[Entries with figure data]
--
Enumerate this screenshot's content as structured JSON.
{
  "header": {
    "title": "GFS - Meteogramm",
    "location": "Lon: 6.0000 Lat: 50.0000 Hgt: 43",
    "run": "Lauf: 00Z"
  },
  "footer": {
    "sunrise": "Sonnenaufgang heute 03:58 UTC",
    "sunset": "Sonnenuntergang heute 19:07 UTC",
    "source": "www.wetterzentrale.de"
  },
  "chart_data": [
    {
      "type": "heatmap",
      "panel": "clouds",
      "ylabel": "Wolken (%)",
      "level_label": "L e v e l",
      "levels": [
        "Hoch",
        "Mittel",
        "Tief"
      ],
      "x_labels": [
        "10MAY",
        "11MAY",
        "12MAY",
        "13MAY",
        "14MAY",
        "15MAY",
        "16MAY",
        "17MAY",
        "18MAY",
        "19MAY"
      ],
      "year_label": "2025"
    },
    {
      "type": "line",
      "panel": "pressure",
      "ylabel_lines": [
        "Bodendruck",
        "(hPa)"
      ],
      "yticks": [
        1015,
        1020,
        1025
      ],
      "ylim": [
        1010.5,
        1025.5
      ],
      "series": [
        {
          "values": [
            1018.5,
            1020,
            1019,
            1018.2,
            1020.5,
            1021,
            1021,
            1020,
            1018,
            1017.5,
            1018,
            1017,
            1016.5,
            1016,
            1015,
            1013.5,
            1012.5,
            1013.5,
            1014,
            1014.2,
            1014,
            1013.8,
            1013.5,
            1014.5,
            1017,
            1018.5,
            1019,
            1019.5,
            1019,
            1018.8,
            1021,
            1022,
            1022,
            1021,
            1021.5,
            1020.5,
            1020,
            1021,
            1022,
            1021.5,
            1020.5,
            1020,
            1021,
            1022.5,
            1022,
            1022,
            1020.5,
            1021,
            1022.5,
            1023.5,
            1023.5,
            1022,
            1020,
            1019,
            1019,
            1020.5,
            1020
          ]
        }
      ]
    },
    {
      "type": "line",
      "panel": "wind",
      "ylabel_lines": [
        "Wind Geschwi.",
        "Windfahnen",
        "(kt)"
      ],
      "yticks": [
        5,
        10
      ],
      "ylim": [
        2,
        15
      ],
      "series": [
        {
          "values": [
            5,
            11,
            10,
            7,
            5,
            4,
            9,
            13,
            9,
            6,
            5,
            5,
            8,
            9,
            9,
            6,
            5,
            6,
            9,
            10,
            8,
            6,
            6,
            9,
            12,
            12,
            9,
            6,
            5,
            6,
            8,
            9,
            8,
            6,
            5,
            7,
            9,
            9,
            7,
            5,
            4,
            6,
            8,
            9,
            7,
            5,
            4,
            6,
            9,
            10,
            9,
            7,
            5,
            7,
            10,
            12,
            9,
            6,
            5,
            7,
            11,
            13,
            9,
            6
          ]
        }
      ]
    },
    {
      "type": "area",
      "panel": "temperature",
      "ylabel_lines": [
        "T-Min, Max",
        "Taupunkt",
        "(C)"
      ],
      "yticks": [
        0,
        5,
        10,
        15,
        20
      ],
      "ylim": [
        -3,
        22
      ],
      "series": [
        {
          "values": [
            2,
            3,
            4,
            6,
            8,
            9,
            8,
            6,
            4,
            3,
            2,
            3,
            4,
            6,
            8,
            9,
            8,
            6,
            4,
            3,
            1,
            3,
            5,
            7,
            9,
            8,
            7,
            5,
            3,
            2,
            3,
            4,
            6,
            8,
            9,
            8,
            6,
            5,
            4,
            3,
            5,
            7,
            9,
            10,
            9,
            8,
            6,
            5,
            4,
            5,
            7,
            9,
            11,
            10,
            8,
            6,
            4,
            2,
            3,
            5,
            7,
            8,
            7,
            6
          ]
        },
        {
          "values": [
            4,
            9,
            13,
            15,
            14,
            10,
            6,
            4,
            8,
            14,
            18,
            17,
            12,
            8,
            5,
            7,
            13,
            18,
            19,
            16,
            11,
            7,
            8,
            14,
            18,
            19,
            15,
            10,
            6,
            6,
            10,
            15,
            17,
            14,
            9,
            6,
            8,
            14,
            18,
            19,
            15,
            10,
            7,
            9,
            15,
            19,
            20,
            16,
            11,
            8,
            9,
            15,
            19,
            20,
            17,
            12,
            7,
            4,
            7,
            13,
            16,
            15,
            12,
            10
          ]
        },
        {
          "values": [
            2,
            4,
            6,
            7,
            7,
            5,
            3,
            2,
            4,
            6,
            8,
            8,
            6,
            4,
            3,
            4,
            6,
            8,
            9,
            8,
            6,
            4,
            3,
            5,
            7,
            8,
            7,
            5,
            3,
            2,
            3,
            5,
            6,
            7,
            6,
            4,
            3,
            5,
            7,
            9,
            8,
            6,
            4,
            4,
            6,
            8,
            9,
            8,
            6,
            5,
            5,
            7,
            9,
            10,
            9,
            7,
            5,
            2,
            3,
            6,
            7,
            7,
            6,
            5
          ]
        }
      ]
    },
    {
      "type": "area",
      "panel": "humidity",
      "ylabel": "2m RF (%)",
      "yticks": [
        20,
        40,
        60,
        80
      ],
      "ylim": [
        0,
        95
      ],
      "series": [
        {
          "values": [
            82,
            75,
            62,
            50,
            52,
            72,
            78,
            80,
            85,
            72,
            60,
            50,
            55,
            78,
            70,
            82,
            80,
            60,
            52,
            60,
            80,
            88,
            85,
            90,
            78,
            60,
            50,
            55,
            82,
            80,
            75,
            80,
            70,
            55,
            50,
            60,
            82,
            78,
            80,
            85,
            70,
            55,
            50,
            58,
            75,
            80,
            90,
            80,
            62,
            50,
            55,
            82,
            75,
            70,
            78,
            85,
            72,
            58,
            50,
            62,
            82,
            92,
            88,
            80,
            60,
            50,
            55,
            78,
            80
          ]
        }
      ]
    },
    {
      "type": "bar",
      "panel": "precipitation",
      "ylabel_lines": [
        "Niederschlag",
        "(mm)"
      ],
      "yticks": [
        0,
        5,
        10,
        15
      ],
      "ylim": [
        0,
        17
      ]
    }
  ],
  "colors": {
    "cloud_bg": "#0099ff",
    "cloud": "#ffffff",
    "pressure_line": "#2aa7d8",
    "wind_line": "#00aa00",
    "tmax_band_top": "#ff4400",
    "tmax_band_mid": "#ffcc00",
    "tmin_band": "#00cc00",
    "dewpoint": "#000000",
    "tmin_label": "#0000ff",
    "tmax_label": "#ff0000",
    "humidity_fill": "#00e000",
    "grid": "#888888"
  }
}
--
- **Work to be completed**: Return the listing above in full, character for character.

- **Answer to this problem**:
Enumerate this screenshot's content as structured JSON.
{
  "header": {
    "title": "GFS - Meteogramm",
    "location": "Lon: 6.0000 Lat: 50.0000 Hgt: 43",
    "run": "Lauf: 00Z"
  },
  "footer": {
    "sunrise": "Sonnenaufgang heute 03:58 UTC",
    "sunset": "Sonnenuntergang heute 19:07 UTC",
    "source": "www.wetterzentrale.de"
  },
  "chart_data": [
    {
      "type": "heatmap",
      "panel": "clouds",
      "ylabel": "Wolken (%)",
      "level_label": "L e v e l",
      "levels": [
        "Hoch",
        "Mittel",
        "Tief"
      ],
      "x_labels": [
        "10MAY",
        "11MAY",
        "12MAY",
        "13MAY",
        "14MAY",
        "15MAY",
        "16MAY",
        "17MAY",
        "18MAY",
        "19MAY"
      ],
      "year_label": "2025"
    },
    {
      "type": "line",
      "panel": "pressure",
      "ylabel_lines": [
        "Bodendruck",
        "(hPa)"
      ],
      "yticks": [
        1015,
        1020,
        1025
      ],
      "ylim": [
        1010.5,
        1025.5
      ],
      "series": [
        {
          "values": [
            1018.5,
            1020,
            1019,
            1018.2,
            1020.5,
            1021,
            1021,
            1020,
            1018,
            1017.5,
            1018,
            1017,
            1016.5,
            1016,
            1015,
            1013.5,
            1012.5,
            1013.5,
            1014,
            1014.2,
            1014,
            1013.8,
            1013.5,
            1014.5,
            1017,
            1018.5,
            1019,
            1019.5,
            1019,
            1018.8,
            1021,
            1022,
            1022,
            1021,
            1021.5,
            1020.5,
            1020,
            1021,
            1022,
            1021.5,
            1020.5,
            1020,
            1021,
            1022.5,
            1022,
            1022,
            1020.5,
            1021,
            1022.5,
            1023.5,
            1023.5,
            1022,
            1020,
            1019,
            1019,
            1020.5,
            1020
          ]
        }
      ]
    },
    {
      "type": "line",
      "panel": "wind",
      "ylabel_lines": [
        "Wind Geschwi.",
        "Windfahnen",
        "(kt)"
      ],
      "yticks": [
        5,
        10
      ],
      "ylim": [
        2,
        15
      ],
      "series": [
        {
          "values": [
            5,
            11,
            10,
            7,
            5,
            4,
            9,
            13,
            9,
            6,
            5,
            5,
            8,
            9,
            9,
            6,
            5,
            6,
            9,
            10,
            8,
            6,
            6,
            9,
            12,
            12,
            9,
            6,
            5,
            6,
            8,
            9,
            8,
            6,
            5,
            7,
            9,
            9,
            7,
            5,
            4,
            6,
            8,
            9,
            7,
            5,
            4,
            6,
            9,
            10,
            9,
            7,
            5,
            7,
            10,
            12,
            9,
            6,
            5,
            7,
            11,
            13,
            9,
            6
          ]
        }
      ]
    },
    {
      "type": "area",
      "panel": "temperature",
      "ylabel_lines": [
        "T-Min, Max",
        "Taupunkt",
        "(C)"
      ],
      "yticks": [
        0,
        5,
        10,
        15,
        20
      ],
      "ylim": [
        -3,
        22
      ],
      "series": [
        {
          "values": [
            2,
            3,
            4,
            6,
            8,
            9,
            8,
            6,
            4,
            3,
            2,
            3,
            4,
            6,
            8,
            9,
            8,
            6,
            4,
            3,
            1,
            3,
            5,
            7,
            9,
            8,
            7,
            5,
            3,
            2,
            3,
            4,
            6,
            8,
            9,
            8,
            6,
            5,
            4,
            3,
            5,
            7,
            9,
            10,
            9,
            8,
            6,
            5,
            4,
            5,
            7,
            9,
            11,
            10,
            8,
            6,
            4,
            2,
            3,
            5,
            7,
            8,
            7,
            6
          ]
        },
        {
          "values": [
            4,
            9,
            13,
            15,
            14,
            10,
            6,
            4,
            8,
            14,
            18,
            17,
            12,
            8,
            5,
            7,
            13,
            18,
            19,
            16,
            11,
            7,
            8,
            14,
            18,
            19,
            15,
            10,
            6,
            6,
            10,
            15,
            17,
            14,
            9,
            6,
            8,
            14,
            18,
            19,
            15,
            10,
            7,
            9,
            15,
            19,
            20,
            16,
            11,
            8,
            9,
            15,
            19,
            20,
            17,
            12,
            7,
            4,
            7,
            13,
            16,
            15,
            12,
            10
          ]
        },
        {
          "values": [
            2,
            4,
            6,
            7,
            7,
            5,
            3,
            2,
            4,
            6,
            8,
            8,
            6,
            4,
            3,
            4,
            6,
            8,
            9,
            8,
            6,
            4,
            3,
            5,
            7,
            8,
            7,
            5,
            3,
            2,
            3,
            5,
            6,
            7,
            6,
            4,
            3,
            5,
            7,
            9,
            8,
            6,
            4,
            4,
            6,
            8,
            9,
            8,
            6,
            5,
            5,
            7,
            9,
            10,
            9,
            7,
            5,
            2,
            3,
            6,
            7,
            7,
            6,
            5
          ]
        }
      ]
    },
    {
      "type": "area",
      "panel": "humidity",
      "ylabel": "2m RF (%)",
      "yticks": [
        20,
        40,
        60,
        80
      ],
      "ylim": [
        0,
        95
      ],
      "series": [
        {
          "values": [
            82,
            75,
            62,
            50,
            52,
            72,
            78,
            80,
            85,
            72,
            60,
            50,
            55,
            78,
            70,
            82,
            80,
            60,
            52,
            60,
            80,
            88,
            85,
            90,
            78,
            60,
            50,
            55,
            82,
            80,
            75,
            80,
            70,
            55,
            50,
            60,
            82,
            78,
            80,
            85,
            70,
            55,
            50,
            58,
            75,
            80,
            90,
            80,
            62,
            50,
            55,
            82,
            75,
            70,
            78,
            85,
            72,
            58,
            50,
            62,
            82,
            92,
            88,
            80,
            60,
            50,
            55,
            78,
            80
          ]
        }
      ]
    },
    {
      "type": "bar",
      "panel": "precipitation",
      "ylabel_lines": [
        "Niederschlag",
        "(mm)"
      ],
      "yticks": [
        0,
        5,
        10,
        15
      ],
      "ylim": [
        0,
        17
      ]
    }
  ],
  "colors": {
    "cloud_bg": "#0099ff",
    "cloud": "#ffffff",
    "pressure_line": "#2aa7d8",
    "wind_line": "#00aa00",
    "tmax_band_top": "#ff4400",
    "tmax_band_mid": "#ffcc00",
    "tmin_band": "#00cc00",
    "dewpoint": "#000000",
    "tmin_label": "#0000ff",
    "tmax_label": "#ff0000",
    "humidity_fill": "#00e000",
    "grid": "#888888"
  }
}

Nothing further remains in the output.